[課題]: 帯状疱疹に関する読解文から、「コンタクトレンズを装用する」で始まり「鏡で過ごすようにしましょう。」まで続く部分を、一字も変えずに書き写してください。

[読解文]:
=-=-=-=-=

かゆみや痛みを伴う発疹が出ると冷やしたくなるかもしれませんが、患部を冷やすのは避けましょう。
反対に、患部を温めると血行が促進され痛みが軽減します。かゆみや痛みがあるときは冷やすのではなく、カイロや温めたタオルなどを使用して患部を適度に温めましょう。
水ぶくれを破る
帯状疱疹の水ぶくれは破らないようにしてください。破れた水ぶくれから細菌が入り、感染症を引き起こす可能性があります。
水ぶくれが破れた時は患部を直接触らないようにして、きれいに洗って清潔を保つことが大切です。
また、帯状疱疹の原因である水痘・帯状疱疹ウイルスの感染力は非常に強く、水ぶくれが乾燥してかさぶたになるまでは周囲の人に感染する可能性があります。[1]
水ぶくれがある部位はガーゼなどで覆い、水痘・帯状疱疹ウイルスに感染したことがない人との接触を避けましょう。
小さな子どもに触れる
帯状疱疹の発疹を触った手で乳幼児に触れるのは避けましょう。帯状疱疹は水ぼうそうにかかったことのない乳幼児にうつる可能性があります。
水痘・帯状疱疹ウイルスに初めて感染した場合、全身に水疱がたくさんできる水ぼうそうとして発症します。[2]
水ぼうそうは重症化すると肺炎や脳炎、敗血症などを引き起こす可能性があるため注意が必要です。
また、妊娠初期に水ぼうそうに感染すると生まれてくる赤ちゃんが「先天性水痘症候群」という重い病気になることもあります。
帯状疱疹になった時は小さな子どもや妊婦さんには接触しないようにしましょう。
コンタクトレンズを装用する
顔に帯状疱疹ができた場合、コンタクトレンズの装用により眼球に水痘・帯状疱疹ウイルスが付着する可能性があります。
角膜炎や結膜炎、ブドウ膜炎などの眼の合併症を引き起こし、視力低下や失明に至ることもあるため注意が必要です。[3]
コンタクトレンズは手で装用するため感染リスクを高めます。
顔に帯状疱疹ができた時はコンタクトレンズの装用をできるだけ控え、眼鏡で過ごすようにしましょう。
症状があるのに無理をする
帯状疱疹になった時は免疫力が低下するような行動を控えることが大切です。

=-=-=-=-=

[学習資料]:
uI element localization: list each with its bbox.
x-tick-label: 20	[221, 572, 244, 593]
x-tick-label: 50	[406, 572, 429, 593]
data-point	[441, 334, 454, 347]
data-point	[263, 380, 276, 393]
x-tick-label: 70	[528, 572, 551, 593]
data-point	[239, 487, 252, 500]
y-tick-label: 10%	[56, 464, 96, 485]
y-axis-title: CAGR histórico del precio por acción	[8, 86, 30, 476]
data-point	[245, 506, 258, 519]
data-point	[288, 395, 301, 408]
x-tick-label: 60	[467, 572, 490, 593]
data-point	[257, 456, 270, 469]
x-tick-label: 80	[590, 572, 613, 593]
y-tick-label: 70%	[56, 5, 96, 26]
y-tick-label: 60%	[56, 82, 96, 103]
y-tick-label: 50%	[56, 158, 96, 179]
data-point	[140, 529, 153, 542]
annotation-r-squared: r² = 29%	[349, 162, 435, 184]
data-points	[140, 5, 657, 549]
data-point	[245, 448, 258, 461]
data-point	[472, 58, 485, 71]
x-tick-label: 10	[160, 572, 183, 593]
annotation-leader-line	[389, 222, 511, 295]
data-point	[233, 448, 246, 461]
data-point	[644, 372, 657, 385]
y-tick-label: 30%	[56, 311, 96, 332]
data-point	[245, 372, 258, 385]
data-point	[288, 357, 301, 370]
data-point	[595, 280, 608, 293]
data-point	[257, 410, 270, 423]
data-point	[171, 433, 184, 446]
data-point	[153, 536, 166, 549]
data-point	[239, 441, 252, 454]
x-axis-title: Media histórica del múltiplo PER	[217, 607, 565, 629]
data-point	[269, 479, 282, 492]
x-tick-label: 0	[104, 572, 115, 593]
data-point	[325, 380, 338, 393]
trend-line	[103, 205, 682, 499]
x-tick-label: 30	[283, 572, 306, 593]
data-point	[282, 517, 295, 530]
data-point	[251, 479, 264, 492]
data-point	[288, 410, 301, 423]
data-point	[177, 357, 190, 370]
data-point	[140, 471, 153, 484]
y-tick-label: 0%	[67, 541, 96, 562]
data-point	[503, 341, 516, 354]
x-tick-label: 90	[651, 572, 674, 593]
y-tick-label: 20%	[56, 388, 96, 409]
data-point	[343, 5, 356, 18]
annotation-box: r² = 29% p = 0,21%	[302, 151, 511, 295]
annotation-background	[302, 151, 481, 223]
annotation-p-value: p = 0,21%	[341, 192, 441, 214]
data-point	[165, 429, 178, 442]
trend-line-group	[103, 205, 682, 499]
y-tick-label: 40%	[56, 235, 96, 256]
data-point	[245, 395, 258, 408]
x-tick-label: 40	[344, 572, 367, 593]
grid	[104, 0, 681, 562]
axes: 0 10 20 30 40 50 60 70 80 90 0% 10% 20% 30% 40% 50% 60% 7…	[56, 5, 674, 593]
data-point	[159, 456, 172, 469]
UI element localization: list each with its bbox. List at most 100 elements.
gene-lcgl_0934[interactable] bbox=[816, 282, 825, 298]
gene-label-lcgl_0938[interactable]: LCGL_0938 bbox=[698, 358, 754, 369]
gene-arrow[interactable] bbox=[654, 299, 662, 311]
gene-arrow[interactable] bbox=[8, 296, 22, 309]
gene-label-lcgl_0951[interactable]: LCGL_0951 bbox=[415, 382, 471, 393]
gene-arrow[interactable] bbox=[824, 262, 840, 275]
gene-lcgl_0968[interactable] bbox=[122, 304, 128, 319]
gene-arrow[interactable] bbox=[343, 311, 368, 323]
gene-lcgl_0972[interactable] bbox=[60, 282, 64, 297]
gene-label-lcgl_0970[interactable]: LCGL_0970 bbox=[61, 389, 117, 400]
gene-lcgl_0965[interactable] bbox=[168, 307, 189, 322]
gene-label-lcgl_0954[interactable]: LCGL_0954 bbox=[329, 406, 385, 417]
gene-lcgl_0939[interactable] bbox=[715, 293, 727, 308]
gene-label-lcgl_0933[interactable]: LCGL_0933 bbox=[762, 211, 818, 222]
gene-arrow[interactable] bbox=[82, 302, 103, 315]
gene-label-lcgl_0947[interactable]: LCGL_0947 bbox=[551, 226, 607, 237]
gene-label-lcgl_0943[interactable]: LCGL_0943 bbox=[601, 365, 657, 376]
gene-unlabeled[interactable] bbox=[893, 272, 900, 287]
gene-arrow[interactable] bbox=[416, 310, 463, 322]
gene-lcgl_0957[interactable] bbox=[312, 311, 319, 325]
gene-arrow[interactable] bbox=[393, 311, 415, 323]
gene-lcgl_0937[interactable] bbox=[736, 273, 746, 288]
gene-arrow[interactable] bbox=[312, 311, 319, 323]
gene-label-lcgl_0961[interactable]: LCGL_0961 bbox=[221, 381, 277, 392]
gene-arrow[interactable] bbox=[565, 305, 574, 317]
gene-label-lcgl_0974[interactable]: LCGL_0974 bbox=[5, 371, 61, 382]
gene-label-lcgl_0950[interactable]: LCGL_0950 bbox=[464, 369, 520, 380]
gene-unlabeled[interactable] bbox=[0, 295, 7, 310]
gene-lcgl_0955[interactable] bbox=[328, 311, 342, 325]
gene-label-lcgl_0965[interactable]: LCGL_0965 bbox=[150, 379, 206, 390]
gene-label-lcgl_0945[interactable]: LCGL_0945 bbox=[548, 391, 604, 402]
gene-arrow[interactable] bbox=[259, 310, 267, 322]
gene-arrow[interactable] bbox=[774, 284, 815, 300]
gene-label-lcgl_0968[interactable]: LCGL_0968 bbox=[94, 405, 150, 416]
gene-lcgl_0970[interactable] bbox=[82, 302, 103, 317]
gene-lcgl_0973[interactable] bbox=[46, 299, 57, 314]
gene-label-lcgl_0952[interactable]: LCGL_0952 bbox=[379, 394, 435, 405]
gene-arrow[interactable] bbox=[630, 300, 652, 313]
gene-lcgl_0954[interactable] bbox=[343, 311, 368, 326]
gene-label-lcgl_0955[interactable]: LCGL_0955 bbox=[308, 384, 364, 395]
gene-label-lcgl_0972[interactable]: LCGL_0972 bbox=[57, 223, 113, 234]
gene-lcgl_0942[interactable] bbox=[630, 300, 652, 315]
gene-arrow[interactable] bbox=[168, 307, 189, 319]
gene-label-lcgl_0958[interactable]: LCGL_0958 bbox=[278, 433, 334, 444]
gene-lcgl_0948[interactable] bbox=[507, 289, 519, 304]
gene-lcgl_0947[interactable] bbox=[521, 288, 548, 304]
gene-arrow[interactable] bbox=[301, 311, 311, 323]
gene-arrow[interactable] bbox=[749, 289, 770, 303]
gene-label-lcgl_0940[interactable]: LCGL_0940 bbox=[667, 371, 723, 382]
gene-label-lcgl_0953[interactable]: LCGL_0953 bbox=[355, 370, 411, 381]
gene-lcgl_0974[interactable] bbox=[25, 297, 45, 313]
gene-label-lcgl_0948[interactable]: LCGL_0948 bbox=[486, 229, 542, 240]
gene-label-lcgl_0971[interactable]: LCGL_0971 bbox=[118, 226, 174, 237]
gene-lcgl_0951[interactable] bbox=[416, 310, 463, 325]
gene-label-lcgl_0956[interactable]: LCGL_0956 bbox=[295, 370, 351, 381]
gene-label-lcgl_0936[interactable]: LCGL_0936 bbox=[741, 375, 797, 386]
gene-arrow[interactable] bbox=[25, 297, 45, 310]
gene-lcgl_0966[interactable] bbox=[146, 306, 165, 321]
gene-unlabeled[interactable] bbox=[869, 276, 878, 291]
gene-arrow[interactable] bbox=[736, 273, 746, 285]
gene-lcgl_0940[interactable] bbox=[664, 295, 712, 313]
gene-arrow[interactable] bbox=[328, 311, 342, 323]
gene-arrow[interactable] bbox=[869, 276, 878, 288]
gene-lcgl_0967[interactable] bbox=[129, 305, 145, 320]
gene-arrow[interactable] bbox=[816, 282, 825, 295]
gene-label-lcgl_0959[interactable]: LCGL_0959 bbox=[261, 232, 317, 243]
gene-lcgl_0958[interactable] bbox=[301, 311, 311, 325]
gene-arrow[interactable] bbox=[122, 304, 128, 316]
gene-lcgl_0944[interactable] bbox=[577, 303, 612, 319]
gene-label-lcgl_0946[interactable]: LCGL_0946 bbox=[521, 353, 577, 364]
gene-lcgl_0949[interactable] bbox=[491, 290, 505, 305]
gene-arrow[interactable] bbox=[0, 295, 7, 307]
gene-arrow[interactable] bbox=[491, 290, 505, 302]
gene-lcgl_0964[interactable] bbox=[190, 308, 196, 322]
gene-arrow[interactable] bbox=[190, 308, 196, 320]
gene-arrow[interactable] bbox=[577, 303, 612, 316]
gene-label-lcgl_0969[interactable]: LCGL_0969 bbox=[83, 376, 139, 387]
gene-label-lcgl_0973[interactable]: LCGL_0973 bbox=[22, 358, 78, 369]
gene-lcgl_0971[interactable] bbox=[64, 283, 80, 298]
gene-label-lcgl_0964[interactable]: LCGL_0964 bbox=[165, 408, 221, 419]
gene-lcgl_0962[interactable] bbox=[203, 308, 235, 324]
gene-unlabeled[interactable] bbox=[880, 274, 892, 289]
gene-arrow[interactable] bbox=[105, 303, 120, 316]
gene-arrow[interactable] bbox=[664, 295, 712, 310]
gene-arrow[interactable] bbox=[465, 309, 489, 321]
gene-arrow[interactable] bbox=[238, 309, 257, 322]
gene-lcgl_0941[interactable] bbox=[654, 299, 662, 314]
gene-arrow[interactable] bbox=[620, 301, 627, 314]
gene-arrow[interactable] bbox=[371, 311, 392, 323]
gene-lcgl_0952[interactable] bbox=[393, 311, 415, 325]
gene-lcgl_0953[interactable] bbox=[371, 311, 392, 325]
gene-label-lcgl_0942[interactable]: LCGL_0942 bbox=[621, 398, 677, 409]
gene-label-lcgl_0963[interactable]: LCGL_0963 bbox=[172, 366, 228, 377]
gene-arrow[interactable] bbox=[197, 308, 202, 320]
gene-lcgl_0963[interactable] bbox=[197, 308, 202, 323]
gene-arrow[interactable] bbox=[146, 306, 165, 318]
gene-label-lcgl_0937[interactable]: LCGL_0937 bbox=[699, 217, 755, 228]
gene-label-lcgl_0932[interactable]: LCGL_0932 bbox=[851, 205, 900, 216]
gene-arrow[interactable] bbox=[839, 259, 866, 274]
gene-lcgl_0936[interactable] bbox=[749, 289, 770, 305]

=-=-=-=-=

[課題の解答]:
コンタクトレンズを装用する
顔に帯状疱疹ができた場合、コンタクトレンズの装用により眼球に水痘・帯状疱疹ウイルスが付着する可能性があります。
角膜炎や結膜炎、ブドウ膜炎などの眼の合併症を引き起こし、視力低下や失明に至ることもあるため注意が必要です。[3]
コンタクトレンズは手で装用するため感染リスクを高めます。
顔に帯状疱疹ができた時はコンタクトレンズの装用をできるだけ控え、眼鏡で過ごすようにしましょう。